● **AIM OF THE EXERCISE**
From the listing that follows, extract every line and set it down unaltered.

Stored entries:
───

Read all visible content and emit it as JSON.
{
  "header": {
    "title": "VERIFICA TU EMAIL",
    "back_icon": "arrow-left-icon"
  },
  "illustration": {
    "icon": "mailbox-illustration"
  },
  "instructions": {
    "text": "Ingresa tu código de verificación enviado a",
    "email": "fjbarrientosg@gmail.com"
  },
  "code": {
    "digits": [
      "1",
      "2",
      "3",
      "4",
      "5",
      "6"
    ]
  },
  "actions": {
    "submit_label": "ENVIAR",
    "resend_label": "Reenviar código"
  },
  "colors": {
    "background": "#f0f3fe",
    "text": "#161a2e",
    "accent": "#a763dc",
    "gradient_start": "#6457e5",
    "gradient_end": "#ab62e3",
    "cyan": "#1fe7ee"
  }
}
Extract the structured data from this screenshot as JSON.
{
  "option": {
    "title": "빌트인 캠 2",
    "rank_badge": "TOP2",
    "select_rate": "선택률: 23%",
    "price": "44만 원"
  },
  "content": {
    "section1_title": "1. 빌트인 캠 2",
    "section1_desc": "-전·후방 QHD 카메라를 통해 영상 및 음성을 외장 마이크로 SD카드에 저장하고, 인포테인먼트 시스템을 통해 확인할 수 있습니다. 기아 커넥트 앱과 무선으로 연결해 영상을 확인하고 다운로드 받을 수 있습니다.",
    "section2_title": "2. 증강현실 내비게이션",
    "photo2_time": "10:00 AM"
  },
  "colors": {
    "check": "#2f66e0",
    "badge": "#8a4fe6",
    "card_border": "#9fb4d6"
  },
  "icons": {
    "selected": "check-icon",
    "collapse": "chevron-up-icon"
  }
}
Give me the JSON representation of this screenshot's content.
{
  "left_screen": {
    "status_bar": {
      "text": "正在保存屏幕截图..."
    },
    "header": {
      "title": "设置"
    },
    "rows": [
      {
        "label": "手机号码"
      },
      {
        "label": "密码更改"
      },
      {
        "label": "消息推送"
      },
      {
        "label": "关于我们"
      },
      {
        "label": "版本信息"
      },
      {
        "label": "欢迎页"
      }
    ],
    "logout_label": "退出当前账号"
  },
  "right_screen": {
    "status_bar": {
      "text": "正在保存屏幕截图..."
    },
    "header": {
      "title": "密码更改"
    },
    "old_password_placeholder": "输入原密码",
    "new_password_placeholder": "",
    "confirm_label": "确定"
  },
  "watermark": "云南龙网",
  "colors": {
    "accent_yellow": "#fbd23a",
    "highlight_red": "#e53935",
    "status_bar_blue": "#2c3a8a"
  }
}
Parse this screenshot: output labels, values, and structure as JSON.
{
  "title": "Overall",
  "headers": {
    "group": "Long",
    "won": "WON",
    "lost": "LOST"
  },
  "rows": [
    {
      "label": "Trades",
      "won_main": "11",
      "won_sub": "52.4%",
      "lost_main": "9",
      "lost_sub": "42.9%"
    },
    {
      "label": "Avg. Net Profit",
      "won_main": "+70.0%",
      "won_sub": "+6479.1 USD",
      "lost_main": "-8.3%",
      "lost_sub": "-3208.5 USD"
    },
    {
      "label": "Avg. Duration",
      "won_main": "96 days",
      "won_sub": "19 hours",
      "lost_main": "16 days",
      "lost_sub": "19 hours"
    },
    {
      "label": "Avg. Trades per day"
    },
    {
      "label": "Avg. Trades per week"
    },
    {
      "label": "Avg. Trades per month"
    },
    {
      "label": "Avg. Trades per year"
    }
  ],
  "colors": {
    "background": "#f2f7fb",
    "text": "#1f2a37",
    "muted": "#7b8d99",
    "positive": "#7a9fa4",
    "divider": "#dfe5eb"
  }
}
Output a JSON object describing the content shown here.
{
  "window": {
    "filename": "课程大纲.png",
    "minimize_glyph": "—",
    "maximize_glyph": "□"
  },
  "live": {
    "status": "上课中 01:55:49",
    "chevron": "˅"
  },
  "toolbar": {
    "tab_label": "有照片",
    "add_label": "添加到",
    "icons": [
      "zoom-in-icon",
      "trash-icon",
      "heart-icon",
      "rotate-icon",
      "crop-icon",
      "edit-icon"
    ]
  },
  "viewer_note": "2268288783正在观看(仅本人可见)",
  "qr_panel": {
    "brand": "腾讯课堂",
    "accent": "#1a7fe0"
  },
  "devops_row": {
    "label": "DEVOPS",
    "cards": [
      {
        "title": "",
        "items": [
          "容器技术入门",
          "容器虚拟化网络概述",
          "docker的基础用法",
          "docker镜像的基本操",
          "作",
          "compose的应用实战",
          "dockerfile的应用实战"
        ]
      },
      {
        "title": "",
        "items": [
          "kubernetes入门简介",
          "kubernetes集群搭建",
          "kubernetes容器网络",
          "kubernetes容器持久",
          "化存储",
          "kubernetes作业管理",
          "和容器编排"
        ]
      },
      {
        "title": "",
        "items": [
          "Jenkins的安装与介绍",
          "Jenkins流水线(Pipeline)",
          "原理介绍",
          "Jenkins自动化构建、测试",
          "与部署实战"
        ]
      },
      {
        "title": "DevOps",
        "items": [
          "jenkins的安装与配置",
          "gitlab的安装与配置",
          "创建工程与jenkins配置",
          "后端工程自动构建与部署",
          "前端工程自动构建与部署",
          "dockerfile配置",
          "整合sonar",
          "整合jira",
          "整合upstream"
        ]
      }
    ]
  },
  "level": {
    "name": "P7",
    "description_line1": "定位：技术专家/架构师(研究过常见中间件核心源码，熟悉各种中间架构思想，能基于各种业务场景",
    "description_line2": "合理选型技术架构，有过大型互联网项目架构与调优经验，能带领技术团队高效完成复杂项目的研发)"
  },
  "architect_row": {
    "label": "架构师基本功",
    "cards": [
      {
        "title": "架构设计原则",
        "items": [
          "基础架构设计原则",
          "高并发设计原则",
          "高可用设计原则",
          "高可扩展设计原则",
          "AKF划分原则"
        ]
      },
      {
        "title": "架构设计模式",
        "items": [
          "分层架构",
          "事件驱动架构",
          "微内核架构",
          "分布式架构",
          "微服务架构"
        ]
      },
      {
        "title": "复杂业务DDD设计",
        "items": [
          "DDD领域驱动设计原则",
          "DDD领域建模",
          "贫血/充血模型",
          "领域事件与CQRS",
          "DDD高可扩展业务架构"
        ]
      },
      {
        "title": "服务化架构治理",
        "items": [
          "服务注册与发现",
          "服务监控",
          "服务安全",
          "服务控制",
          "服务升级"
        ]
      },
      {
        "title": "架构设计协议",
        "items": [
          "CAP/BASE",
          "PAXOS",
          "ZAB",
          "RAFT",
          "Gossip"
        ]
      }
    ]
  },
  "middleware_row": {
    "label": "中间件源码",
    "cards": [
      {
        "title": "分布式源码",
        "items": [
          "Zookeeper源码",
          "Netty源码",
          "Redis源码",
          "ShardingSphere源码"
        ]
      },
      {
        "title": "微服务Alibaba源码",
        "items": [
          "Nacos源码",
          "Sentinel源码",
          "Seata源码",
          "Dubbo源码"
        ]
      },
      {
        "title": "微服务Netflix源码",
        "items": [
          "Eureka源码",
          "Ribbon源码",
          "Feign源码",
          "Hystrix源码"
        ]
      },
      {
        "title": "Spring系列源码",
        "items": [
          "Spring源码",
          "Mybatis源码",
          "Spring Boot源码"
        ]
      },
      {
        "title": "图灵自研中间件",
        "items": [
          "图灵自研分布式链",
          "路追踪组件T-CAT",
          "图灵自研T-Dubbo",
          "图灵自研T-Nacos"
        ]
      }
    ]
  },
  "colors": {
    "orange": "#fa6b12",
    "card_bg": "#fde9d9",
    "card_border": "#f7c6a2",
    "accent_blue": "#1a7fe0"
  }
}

───

● **CORRECT ANSWER**
Read all visible content and emit it as JSON.
{
  "header": {
    "title": "VERIFICA TU EMAIL",
    "back_icon": "arrow-left-icon"
  },
  "illustration": {
    "icon": "mailbox-illustration"
  },
  "instructions": {
    "text": "Ingresa tu código de verificación enviado a",
    "email": "fjbarrientosg@gmail.com"
  },
  "code": {
    "digits": [
      "1",
      "2",
      "3",
      "4",
      "5",
      "6"
    ]
  },
  "actions": {
    "submit_label": "ENVIAR",
    "resend_label": "Reenviar código"
  },
  "colors": {
    "background": "#f0f3fe",
    "text": "#161a2e",
    "accent": "#a763dc",
    "gradient_start": "#6457e5",
    "gradient_end": "#ab62e3",
    "cyan": "#1fe7ee"
  }
}
Extract the structured data from this screenshot as JSON.
{
  "option": {
    "title": "빌트인 캠 2",
    "rank_badge": "TOP2",
    "select_rate": "선택률: 23%",
    "price": "44만 원"
  },
  "content": {
    "section1_title": "1. 빌트인 캠 2",
    "section1_desc": "-전·후방 QHD 카메라를 통해 영상 및 음성을 외장 마이크로 SD카드에 저장하고, 인포테인먼트 시스템을 통해 확인할 수 있습니다. 기아 커넥트 앱과 무선으로 연결해 영상을 확인하고 다운로드 받을 수 있습니다.",
    "section2_title": "2. 증강현실 내비게이션",
    "photo2_time": "10:00 AM"
  },
  "colors": {
    "check": "#2f66e0",
    "badge": "#8a4fe6",
    "card_border": "#9fb4d6"
  },
  "icons": {
    "selected": "check-icon",
    "collapse": "chevron-up-icon"
  }
}
Give me the JSON representation of this screenshot's content.
{
  "left_screen": {
    "status_bar": {
      "text": "正在保存屏幕截图..."
    },
    "header": {
      "title": "设置"
    },
    "rows": [
      {
        "label": "手机号码"
      },
      {
        "label": "密码更改"
      },
      {
        "label": "消息推送"
      },
      {
        "label": "关于我们"
      },
      {
        "label": "版本信息"
      },
      {
        "label": "欢迎页"
      }
    ],
    "logout_label": "退出当前账号"
  },
  "right_screen": {
    "status_bar": {
      "text": "正在保存屏幕截图..."
    },
    "header": {
      "title": "密码更改"
    },
    "old_password_placeholder": "输入原密码",
    "new_password_placeholder": "",
    "confirm_label": "确定"
  },
  "watermark": "云南龙网",
  "colors": {
    "accent_yellow": "#fbd23a",
    "highlight_red": "#e53935",
    "status_bar_blue": "#2c3a8a"
  }
}
Parse this screenshot: output labels, values, and structure as JSON.
{
  "title": "Overall",
  "headers": {
    "group": "Long",
    "won": "WON",
    "lost": "LOST"
  },
  "rows": [
    {
      "label": "Trades",
      "won_main": "11",
      "won_sub": "52.4%",
      "lost_main": "9",
      "lost_sub": "42.9%"
    },
    {
      "label": "Avg. Net Profit",
      "won_main": "+70.0%",
      "won_sub": "+6479.1 USD",
      "lost_main": "-8.3%",
      "lost_sub": "-3208.5 USD"
    },
    {
      "label": "Avg. Duration",
      "won_main": "96 days",
      "won_sub": "19 hours",
      "lost_main": "16 days",
      "lost_sub": "19 hours"
    },
    {
      "label": "Avg. Trades per day"
    },
    {
      "label": "Avg. Trades per week"
    },
    {
      "label": "Avg. Trades per month"
    },
    {
      "label": "Avg. Trades per year"
    }
  ],
  "colors": {
    "background": "#f2f7fb",
    "text": "#1f2a37",
    "muted": "#7b8d99",
    "positive": "#7a9fa4",
    "divider": "#dfe5eb"
  }
}
Output a JSON object describing the content shown here.
{
  "window": {
    "filename": "课程大纲.png",
    "minimize_glyph": "—",
    "maximize_glyph": "□"
  },
  "live": {
    "status": "上课中 01:55:49",
    "chevron": "˅"
  },
  "toolbar": {
    "tab_label": "有照片",
    "add_label": "添加到",
    "icons": [
      "zoom-in-icon",
      "trash-icon",
      "heart-icon",
      "rotate-icon",
      "crop-icon",
      "edit-icon"
    ]
  },
  "viewer_note": "2268288783正在观看(仅本人可见)",
  "qr_panel": {
    "brand": "腾讯课堂",
    "accent": "#1a7fe0"
  },
  "devops_row": {
    "label": "DEVOPS",
    "cards": [
      {
        "title": "",
        "items": [
          "容器技术入门",
          "容器虚拟化网络概述",
          "docker的基础用法",
          "docker镜像的基本操",
          "作",
          "compose的应用实战",
          "dockerfile的应用实战"
        ]
      },
      {
        "title": "",
        "items": [
          "kubernetes入门简介",
          "kubernetes集群搭建",
          "kubernetes容器网络",
          "kubernetes容器持久",
          "化存储",
          "kubernetes作业管理",
          "和容器编排"
        ]
      },
      {
        "title": "",
        "items": [
          "Jenkins的安装与介绍",
          "Jenkins流水线(Pipeline)",
          "原理介绍",
          "Jenkins自动化构建、测试",
          "与部署实战"
        ]
      },
      {
        "title": "DevOps",
        "items": [
          "jenkins的安装与配置",
          "gitlab的安装与配置",
          "创建工程与jenkins配置",
          "后端工程自动构建与部署",
          "前端工程自动构建与部署",
          "dockerfile配置",
          "整合sonar",
          "整合jira",
          "整合upstream"
        ]
      }
    ]
  },
  "level": {
    "name": "P7",
    "description_line1": "定位：技术专家/架构师(研究过常见中间件核心源码，熟悉各种中间架构思想，能基于各种业务场景",
    "description_line2": "合理选型技术架构，有过大型互联网项目架构与调优经验，能带领技术团队高效完成复杂项目的研发)"
  },
  "architect_row": {
    "label": "架构师基本功",
    "cards": [
      {
        "title": "架构设计原则",
        "items": [
          "基础架构设计原则",
          "高并发设计原则",
          "高可用设计原则",
          "高可扩展设计原则",
          "AKF划分原则"
        ]
      },
      {
        "title": "架构设计模式",
        "items": [
          "分层架构",
          "事件驱动架构",
          "微内核架构",
          "分布式架构",
          "微服务架构"
        ]
      },
      {
        "title": "复杂业务DDD设计",
        "items": [
          "DDD领域驱动设计原则",
          "DDD领域建模",
          "贫血/充血模型",
          "领域事件与CQRS",
          "DDD高可扩展业务架构"
        ]
      },
      {
        "title": "服务化架构治理",
        "items": [
          "服务注册与发现",
          "服务监控",
          "服务安全",
          "服务控制",
          "服务升级"
        ]
      },
      {
        "title": "架构设计协议",
        "items": [
          "CAP/BASE",
          "PAXOS",
          "ZAB",
          "RAFT",
          "Gossip"
        ]
      }
    ]
  },
  "middleware_row": {
    "label": "中间件源码",
    "cards": [
      {
        "title": "分布式源码",
        "items": [
          "Zookeeper源码",
          "Netty源码",
          "Redis源码",
          "ShardingSphere源码"
        ]
      },
      {
        "title": "微服务Alibaba源码",
        "items": [
          "Nacos源码",
          "Sentinel源码",
          "Seata源码",
          "Dubbo源码"
        ]
      },
      {
        "title": "微服务Netflix源码",
        "items": [
          "Eureka源码",
          "Ribbon源码",
          "Feign源码",
          "Hystrix源码"
        ]
      },
      {
        "title": "Spring系列源码",
        "items": [
          "Spring源码",
          "Mybatis源码",
          "Spring Boot源码"
        ]
      },
      {
        "title": "图灵自研中间件",
        "items": [
          "图灵自研分布式链",
          "路追踪组件T-CAT",
          "图灵自研T-Dubbo",
          "图灵自研T-Nacos"
        ]
      }
    ]
  },
  "colors": {
    "orange": "#fa6b12",
    "card_bg": "#fde9d9",
    "card_border": "#f7c6a2",
    "accent_blue": "#1a7fe0"
  }
}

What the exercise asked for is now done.